◆ WORK REQUIRED
Check each line of the listing for the word "Photometry" and give only the number of lines that have it.

[start EXERCISE MATERIAL]

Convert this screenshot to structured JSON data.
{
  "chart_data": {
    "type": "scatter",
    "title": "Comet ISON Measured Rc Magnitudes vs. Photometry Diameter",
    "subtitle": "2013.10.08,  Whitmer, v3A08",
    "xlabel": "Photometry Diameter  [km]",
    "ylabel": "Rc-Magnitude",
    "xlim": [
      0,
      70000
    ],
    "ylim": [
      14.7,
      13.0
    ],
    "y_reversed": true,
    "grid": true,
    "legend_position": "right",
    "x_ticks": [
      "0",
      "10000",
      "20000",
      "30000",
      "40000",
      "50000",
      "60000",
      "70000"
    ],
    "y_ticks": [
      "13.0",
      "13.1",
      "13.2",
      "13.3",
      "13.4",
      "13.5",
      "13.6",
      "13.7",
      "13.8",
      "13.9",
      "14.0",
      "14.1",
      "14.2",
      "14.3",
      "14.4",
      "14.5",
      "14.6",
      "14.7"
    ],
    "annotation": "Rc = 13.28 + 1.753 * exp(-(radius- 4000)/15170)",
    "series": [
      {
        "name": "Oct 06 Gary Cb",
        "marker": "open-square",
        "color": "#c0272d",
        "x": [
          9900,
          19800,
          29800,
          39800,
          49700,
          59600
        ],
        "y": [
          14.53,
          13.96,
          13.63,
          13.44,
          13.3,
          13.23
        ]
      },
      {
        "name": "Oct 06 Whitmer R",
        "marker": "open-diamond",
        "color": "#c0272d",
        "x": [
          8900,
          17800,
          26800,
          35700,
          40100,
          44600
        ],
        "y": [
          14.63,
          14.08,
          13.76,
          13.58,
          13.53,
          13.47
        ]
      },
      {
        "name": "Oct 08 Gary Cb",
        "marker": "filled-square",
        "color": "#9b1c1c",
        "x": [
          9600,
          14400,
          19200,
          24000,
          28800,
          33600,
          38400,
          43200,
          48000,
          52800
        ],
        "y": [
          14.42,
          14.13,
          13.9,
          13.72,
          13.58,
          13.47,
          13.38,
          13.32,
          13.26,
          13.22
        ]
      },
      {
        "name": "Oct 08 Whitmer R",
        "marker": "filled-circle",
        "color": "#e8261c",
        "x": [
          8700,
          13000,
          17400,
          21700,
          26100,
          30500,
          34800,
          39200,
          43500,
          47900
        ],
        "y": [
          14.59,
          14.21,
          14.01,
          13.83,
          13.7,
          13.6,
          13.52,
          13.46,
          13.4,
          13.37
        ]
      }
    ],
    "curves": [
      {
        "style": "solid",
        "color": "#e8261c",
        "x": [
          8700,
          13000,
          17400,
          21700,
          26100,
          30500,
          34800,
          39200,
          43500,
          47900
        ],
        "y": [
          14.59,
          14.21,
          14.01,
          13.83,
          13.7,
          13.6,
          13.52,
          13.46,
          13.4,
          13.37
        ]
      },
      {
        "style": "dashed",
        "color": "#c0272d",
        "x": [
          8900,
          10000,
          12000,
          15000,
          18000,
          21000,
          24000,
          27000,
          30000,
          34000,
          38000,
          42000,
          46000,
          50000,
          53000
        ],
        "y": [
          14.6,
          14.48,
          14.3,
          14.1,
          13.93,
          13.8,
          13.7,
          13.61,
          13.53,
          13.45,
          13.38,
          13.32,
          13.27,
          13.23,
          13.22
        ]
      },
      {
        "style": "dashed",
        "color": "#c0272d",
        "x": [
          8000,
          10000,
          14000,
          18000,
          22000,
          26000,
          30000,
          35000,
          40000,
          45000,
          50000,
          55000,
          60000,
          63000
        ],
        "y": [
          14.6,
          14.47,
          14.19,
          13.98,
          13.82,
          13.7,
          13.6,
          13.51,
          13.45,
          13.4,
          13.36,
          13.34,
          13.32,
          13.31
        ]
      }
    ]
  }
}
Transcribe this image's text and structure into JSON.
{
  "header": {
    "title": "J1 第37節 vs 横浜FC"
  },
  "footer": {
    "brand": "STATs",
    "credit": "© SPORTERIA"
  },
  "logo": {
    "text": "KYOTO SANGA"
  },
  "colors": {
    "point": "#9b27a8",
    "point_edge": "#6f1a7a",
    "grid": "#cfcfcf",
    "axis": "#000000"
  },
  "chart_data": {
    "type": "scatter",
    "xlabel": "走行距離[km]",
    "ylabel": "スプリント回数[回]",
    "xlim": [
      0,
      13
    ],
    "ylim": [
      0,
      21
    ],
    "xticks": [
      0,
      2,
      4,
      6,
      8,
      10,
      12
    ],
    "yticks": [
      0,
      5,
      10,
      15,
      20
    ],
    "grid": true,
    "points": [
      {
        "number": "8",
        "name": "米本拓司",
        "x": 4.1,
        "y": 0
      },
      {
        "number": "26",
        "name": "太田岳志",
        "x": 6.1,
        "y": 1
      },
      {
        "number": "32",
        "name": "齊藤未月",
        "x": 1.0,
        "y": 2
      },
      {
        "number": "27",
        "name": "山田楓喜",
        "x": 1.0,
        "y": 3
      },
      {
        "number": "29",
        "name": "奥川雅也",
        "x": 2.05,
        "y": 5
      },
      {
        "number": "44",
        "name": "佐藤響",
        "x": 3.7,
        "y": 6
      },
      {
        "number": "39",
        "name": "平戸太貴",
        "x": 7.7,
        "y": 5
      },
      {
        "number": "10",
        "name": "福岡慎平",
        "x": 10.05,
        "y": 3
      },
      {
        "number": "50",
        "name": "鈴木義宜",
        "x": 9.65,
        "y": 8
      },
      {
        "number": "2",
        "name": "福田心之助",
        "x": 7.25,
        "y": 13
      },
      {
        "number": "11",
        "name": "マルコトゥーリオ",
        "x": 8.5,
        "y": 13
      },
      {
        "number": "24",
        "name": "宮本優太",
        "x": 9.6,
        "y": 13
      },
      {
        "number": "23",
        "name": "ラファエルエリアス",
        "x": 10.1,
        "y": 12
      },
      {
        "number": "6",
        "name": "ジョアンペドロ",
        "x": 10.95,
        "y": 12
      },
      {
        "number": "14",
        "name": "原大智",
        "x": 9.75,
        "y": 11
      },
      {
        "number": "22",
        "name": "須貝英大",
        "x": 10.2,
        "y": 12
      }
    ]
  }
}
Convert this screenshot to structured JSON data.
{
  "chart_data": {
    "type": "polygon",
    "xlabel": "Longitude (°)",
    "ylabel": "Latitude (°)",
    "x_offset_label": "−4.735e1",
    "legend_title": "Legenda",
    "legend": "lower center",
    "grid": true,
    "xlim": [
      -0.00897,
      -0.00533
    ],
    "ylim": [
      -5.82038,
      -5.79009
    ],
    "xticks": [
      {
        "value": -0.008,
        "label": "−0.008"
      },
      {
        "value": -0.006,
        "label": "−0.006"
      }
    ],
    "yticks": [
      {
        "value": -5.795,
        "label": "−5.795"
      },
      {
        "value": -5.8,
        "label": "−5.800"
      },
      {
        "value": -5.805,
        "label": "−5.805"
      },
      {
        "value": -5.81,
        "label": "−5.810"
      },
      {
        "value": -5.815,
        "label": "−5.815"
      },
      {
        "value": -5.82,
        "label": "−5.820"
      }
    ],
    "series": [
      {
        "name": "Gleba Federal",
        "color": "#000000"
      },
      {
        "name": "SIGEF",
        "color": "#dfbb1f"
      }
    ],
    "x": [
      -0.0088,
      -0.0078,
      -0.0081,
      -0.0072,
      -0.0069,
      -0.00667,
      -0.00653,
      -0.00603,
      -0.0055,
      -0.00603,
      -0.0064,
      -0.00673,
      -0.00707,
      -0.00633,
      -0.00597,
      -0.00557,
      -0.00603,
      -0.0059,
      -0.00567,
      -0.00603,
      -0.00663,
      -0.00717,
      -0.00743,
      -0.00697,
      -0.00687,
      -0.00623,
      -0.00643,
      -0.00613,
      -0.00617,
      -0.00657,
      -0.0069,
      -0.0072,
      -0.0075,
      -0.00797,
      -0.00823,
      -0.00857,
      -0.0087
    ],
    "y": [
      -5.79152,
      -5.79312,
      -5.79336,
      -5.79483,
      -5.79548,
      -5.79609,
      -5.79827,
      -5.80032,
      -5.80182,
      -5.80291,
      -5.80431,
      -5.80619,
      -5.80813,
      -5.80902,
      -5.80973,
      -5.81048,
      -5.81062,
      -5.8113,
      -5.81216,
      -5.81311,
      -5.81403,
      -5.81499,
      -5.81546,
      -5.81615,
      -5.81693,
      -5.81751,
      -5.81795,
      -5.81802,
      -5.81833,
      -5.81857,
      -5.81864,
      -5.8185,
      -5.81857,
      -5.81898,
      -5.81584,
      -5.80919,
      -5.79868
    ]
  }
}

[end EXERCISE MATERIAL]

◆ EXERCISE SOLUTION
2